▶ Given text
[Start of Attachment]

I'm continually distressed at the way rightwing talking points are able to infect our discourse. The latest willing victim is Jason Furman, the director of the Hamilton Project, "a think tank organized to come up with ideas for centrist Democrats." Well, of course he is.

Furman's basic idea is
that the U.S. could reduce health-care spending big time if people shared a larger slice of the cost of care. After all, when consumers know how much something costs, and when they have to pick up a hefty chunk of the bill, they are more careful about what sort of tests and procedures get ordered up on their behalf.
I'll address the easy part first. People go to the doctor because they feel the need for an expert opinion. Doctors spend three years in graduate work, then several years in various internships and residencies. When I was uninsured, I still didn't question my doctors any more than I do now, even though I knew that whatever pill or procedure the doctor proposed was going to come completely from my bank account. I'm tired of the idea that Americans know what treatment they need and just let clueless doctors prescribe expensive nonsense because we don't know how much things cost.

But that's not the only reason Furman's proposal is laughable. He suggests that Americans pay half of all their medical costs until they reach 7.5% of their income. This, he says, will bring Americans face-to-face with the real costs of healthcare and will make them more cautious. I suppose that this could be effective, if Americans currently paid less than 7.5% of their gross incomes for their healthcare. The reality, though, is quite different.

First, the average insurance premium paid by employees in 2006 for family coverage was approximately $3000/year. This is not the cost to employers, which was closer to $11,000.

Second, average out of pocket spending per person in 2005 was $840 a year. For a family of four, that turns into $3360. Therefore, a family of four paid an average of $6,360 a year in out-of-pocket expenses for the last couple of years.

Third, the average household income in US in 2004 was $60,528. This means that the average American household has been paying almost 11% of their gross income for healthcare over the last few years.

It gets worse if anyone from that family is admitted to a hospital for any reason. One of the cheapest hospital admissions is childbirth without complications. According to BlueCross/BlueShield, the average cost for that is $8,505. That's the retail cost, which insurers never pay. This is where it gets dicey and I have to rely upon estimates and personal experience, but the numbers are still instructive. Insurance companies can pay as little as 25% of the retail price, and most insureds pay 80% of that, which makes the patient responsibility about $425 - similar to my experience.

However, that's just for the hospital stay. The doctors' office global fee is usually $500 from the patient. Labs, this last time around for my family, were about $350, and various pregnancy-related prescriptions cost us a little over $300.

Add all these together and a normal, "easy" pregnancy with no complications will cost the patient $1575. If that amount is added to the average premium/out-of-pocket costs, our American family is paying 13% of their gross income for healthcare. Other inpatient admissions are usually more expensive. If you are unlucky enough to have a heart condition put you in the hospital it could cost you 5-10 times more than a childbirth.

The thing is, I like Furman's proposal - at least the surface of it. But I like it for far different reasons than the ones that motivated him to propose it in the first place. Furman wants Americans to reduce their consumption of healthcare services, thereby saving all of us billions and billions of dollars.

I, on the other hand, wouldn't mind seeing my out-of-pocket expenses decrease to a mere 7.5% of my family's gross income. There's a lot of things we could accomplish with an extra 4% - usually more - of our income finding its way into our bank accounts.

[End of Attachment]

▶ List of tasks
**1)** Retype the passage of the health-care cost essay between "But that's not" and "is quite different.", inclusive.
**2)** Render this sentence from the health-care cost essay in Spanish: "People go to the doctor because they feel the need for an expert opinion."

▶ Exercise data
[Start of Attachment]

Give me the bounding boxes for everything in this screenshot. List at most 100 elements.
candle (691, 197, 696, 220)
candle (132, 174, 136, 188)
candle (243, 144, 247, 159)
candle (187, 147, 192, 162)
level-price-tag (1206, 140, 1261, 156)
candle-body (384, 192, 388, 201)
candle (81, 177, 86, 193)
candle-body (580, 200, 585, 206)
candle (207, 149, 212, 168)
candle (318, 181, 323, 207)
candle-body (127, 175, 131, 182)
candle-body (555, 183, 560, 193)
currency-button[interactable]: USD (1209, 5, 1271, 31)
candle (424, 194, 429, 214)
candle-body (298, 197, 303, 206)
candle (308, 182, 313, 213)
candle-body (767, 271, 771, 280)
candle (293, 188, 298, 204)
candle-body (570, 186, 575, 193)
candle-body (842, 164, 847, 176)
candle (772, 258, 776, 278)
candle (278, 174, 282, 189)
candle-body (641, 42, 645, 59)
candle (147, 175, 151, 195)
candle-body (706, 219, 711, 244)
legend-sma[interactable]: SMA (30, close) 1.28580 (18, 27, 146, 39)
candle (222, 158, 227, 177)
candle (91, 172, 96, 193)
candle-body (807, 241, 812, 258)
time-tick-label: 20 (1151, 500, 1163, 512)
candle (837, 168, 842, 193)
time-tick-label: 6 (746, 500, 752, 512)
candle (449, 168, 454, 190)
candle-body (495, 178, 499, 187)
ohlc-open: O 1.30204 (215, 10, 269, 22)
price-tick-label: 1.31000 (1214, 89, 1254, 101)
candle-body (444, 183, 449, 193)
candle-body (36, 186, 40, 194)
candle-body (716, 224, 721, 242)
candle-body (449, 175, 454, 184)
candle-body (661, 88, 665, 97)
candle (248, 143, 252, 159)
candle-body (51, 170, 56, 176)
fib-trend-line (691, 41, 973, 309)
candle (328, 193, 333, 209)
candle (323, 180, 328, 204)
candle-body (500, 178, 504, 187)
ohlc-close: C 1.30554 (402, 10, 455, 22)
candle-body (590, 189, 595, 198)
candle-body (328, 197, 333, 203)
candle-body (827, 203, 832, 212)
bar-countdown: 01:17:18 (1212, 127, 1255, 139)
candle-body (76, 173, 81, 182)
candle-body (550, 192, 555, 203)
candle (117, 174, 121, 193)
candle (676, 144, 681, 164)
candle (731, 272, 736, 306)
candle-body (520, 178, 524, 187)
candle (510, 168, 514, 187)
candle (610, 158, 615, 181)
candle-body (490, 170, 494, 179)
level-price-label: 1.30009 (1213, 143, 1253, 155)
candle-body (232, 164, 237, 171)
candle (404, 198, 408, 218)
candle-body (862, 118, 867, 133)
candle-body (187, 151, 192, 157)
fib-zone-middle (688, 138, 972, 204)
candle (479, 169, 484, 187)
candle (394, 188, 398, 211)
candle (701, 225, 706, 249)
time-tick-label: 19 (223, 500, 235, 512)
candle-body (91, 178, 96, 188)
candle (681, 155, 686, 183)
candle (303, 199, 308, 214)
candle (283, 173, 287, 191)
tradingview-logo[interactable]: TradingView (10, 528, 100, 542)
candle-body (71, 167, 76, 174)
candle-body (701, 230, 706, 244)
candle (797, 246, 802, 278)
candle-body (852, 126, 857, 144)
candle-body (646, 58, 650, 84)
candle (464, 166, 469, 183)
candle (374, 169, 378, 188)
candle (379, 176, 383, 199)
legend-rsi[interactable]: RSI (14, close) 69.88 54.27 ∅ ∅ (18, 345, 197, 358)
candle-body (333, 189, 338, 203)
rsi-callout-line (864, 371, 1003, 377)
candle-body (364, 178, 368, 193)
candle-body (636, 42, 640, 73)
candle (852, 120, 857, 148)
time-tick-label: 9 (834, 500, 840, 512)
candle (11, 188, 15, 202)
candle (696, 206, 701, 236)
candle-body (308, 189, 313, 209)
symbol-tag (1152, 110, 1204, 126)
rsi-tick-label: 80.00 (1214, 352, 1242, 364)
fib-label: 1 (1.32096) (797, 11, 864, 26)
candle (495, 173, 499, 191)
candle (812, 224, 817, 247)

[End of Attachment]

▶ Answer list
**1)**
But that's not the only reason Furman's proposal is laughable. He suggests that Americans pay half of all their medical costs until they reach 7.5% of their income. This, he says, will bring Americans face-to-face with the real costs of healthcare and will make them more cautious. I suppose that this could be effective, if Americans currently paid less than 7.5% of their gross incomes for their healthcare. The reality, though, is quite different.

**2)** La gente va al médico porque siente la necesidad de una opinión experta.